Every entry below should be printed exactly, without its images.

[START OF SOURCE MATERIAL]

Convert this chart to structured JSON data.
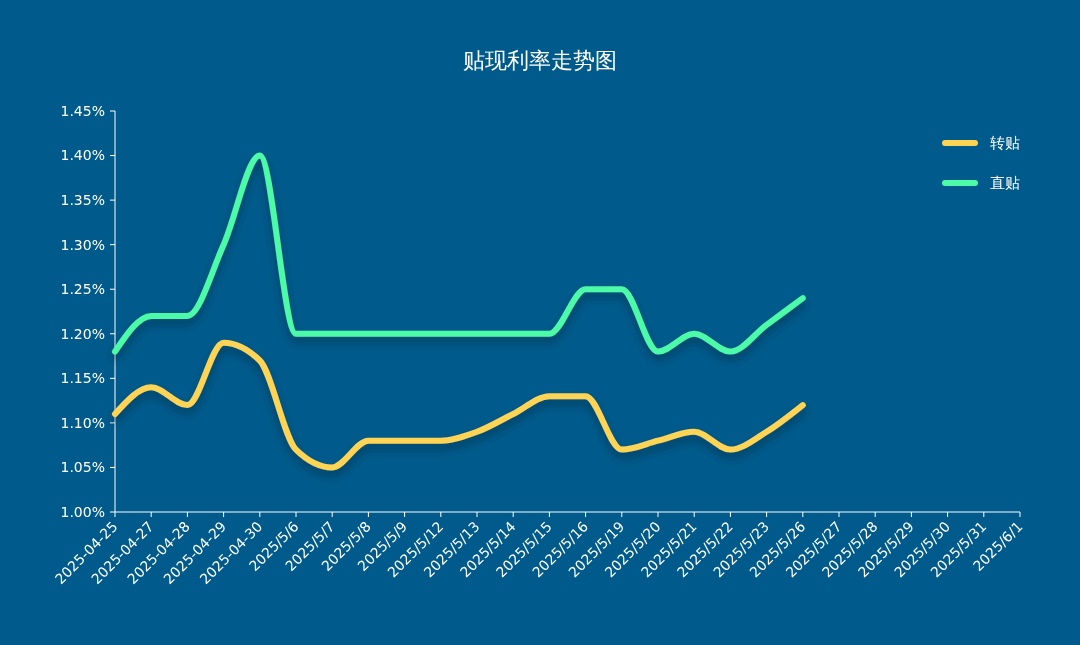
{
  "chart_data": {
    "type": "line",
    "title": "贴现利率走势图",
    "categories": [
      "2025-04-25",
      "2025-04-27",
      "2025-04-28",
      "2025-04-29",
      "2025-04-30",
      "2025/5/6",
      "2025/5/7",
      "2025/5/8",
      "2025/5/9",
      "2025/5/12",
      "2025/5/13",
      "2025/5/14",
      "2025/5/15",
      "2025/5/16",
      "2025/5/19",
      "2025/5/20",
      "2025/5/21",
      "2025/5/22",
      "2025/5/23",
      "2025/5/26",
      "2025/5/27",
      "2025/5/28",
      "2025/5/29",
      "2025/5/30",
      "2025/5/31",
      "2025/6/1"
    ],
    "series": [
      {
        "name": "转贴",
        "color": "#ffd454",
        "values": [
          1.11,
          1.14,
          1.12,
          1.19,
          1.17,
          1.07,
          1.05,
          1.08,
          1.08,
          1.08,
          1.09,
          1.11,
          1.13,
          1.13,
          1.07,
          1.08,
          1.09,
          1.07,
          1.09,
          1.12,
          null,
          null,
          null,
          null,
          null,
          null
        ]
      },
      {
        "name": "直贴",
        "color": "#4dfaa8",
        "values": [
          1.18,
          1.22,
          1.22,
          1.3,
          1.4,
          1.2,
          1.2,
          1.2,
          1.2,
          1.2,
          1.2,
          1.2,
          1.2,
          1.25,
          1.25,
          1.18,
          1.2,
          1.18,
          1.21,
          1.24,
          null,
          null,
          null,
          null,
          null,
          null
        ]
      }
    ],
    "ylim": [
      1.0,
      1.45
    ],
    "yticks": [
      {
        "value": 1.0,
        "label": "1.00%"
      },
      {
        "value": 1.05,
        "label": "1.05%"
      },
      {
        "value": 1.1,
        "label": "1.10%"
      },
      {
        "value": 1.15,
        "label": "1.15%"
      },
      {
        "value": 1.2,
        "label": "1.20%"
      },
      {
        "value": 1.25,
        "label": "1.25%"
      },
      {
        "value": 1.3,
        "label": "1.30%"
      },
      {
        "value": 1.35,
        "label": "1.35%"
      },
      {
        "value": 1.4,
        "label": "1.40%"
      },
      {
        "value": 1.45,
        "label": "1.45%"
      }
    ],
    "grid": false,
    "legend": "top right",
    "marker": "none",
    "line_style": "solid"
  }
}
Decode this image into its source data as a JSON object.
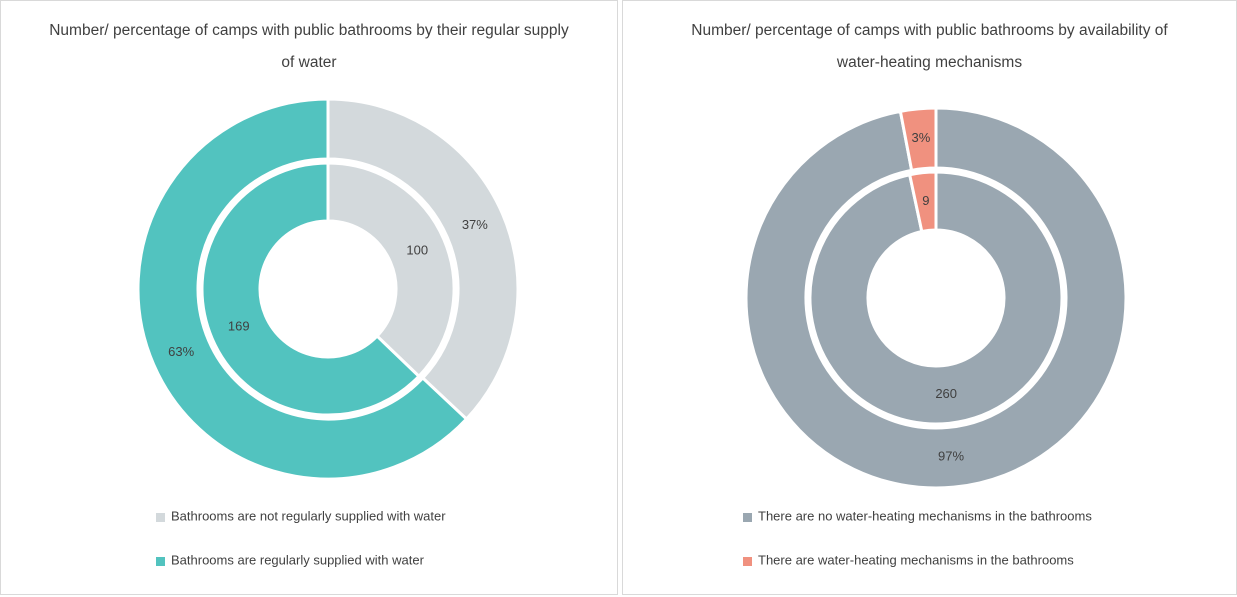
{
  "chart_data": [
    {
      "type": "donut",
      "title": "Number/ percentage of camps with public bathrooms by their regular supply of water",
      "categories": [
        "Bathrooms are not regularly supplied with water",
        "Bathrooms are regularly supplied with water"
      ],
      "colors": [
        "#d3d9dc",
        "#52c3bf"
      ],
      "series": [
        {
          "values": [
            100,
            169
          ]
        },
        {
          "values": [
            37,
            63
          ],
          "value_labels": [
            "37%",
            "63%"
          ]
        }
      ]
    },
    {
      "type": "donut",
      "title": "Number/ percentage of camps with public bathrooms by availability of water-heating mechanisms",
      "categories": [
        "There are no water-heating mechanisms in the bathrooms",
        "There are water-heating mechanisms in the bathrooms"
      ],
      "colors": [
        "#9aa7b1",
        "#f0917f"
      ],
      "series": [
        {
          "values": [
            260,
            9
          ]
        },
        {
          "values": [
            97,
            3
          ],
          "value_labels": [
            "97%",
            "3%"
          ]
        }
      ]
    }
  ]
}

[END OF SOURCE MATERIAL]

EXERCISE RESPONSE —
Convert this chart to structured JSON data.
{
  "chart_data": {
    "type": "line",
    "title": "贴现利率走势图",
    "categories": [
      "2025-04-25",
      "2025-04-27",
      "2025-04-28",
      "2025-04-29",
      "2025-04-30",
      "2025/5/6",
      "2025/5/7",
      "2025/5/8",
      "2025/5/9",
      "2025/5/12",
      "2025/5/13",
      "2025/5/14",
      "2025/5/15",
      "2025/5/16",
      "2025/5/19",
      "2025/5/20",
      "2025/5/21",
      "2025/5/22",
      "2025/5/23",
      "2025/5/26",
      "2025/5/27",
      "2025/5/28",
      "2025/5/29",
      "2025/5/30",
      "2025/5/31",
      "2025/6/1"
    ],
    "series": [
      {
        "name": "转贴",
        "color": "#ffd454",
        "values": [
          1.11,
          1.14,
          1.12,
          1.19,
          1.17,
          1.07,
          1.05,
          1.08,
          1.08,
          1.08,
          1.09,
          1.11,
          1.13,
          1.13,
          1.07,
          1.08,
          1.09,
          1.07,
          1.09,
          1.12,
          null,
          null,
          null,
          null,
          null,
          null
        ]
      },
      {
        "name": "直贴",
        "color": "#4dfaa8",
        "values": [
          1.18,
          1.22,
          1.22,
          1.3,
          1.4,
          1.2,
          1.2,
          1.2,
          1.2,
          1.2,
          1.2,
          1.2,
          1.2,
          1.25,
          1.25,
          1.18,
          1.2,
          1.18,
          1.21,
          1.24,
          null,
          null,
          null,
          null,
          null,
          null
        ]
      }
    ],
    "ylim": [
      1.0,
      1.45
    ],
    "yticks": [
      {
        "value": 1.0,
        "label": "1.00%"
      },
      {
        "value": 1.05,
        "label": "1.05%"
      },
      {
        "value": 1.1,
        "label": "1.10%"
      },
      {
        "value": 1.15,
        "label": "1.15%"
      },
      {
        "value": 1.2,
        "label": "1.20%"
      },
      {
        "value": 1.25,
        "label": "1.25%"
      },
      {
        "value": 1.3,
        "label": "1.30%"
      },
      {
        "value": 1.35,
        "label": "1.35%"
      },
      {
        "value": 1.4,
        "label": "1.40%"
      },
      {
        "value": 1.45,
        "label": "1.45%"
      }
    ],
    "grid": false,
    "legend": "top right",
    "marker": "none",
    "line_style": "solid"
  }
}
Decode this image into its source data as a JSON object.
{
  "chart_data": [
    {
      "type": "donut",
      "title": "Number/ percentage of camps with public bathrooms by their regular supply of water",
      "categories": [
        "Bathrooms are not regularly supplied with water",
        "Bathrooms are regularly supplied with water"
      ],
      "colors": [
        "#d3d9dc",
        "#52c3bf"
      ],
      "series": [
        {
          "values": [
            100,
            169
          ]
        },
        {
          "values": [
            37,
            63
          ],
          "value_labels": [
            "37%",
            "63%"
          ]
        }
      ]
    },
    {
      "type": "donut",
      "title": "Number/ percentage of camps with public bathrooms by availability of water-heating mechanisms",
      "categories": [
        "There are no water-heating mechanisms in the bathrooms",
        "There are water-heating mechanisms in the bathrooms"
      ],
      "colors": [
        "#9aa7b1",
        "#f0917f"
      ],
      "series": [
        {
          "values": [
            260,
            9
          ]
        },
        {
          "values": [
            97,
            3
          ],
          "value_labels": [
            "97%",
            "3%"
          ]
        }
      ]
    }
  ]
}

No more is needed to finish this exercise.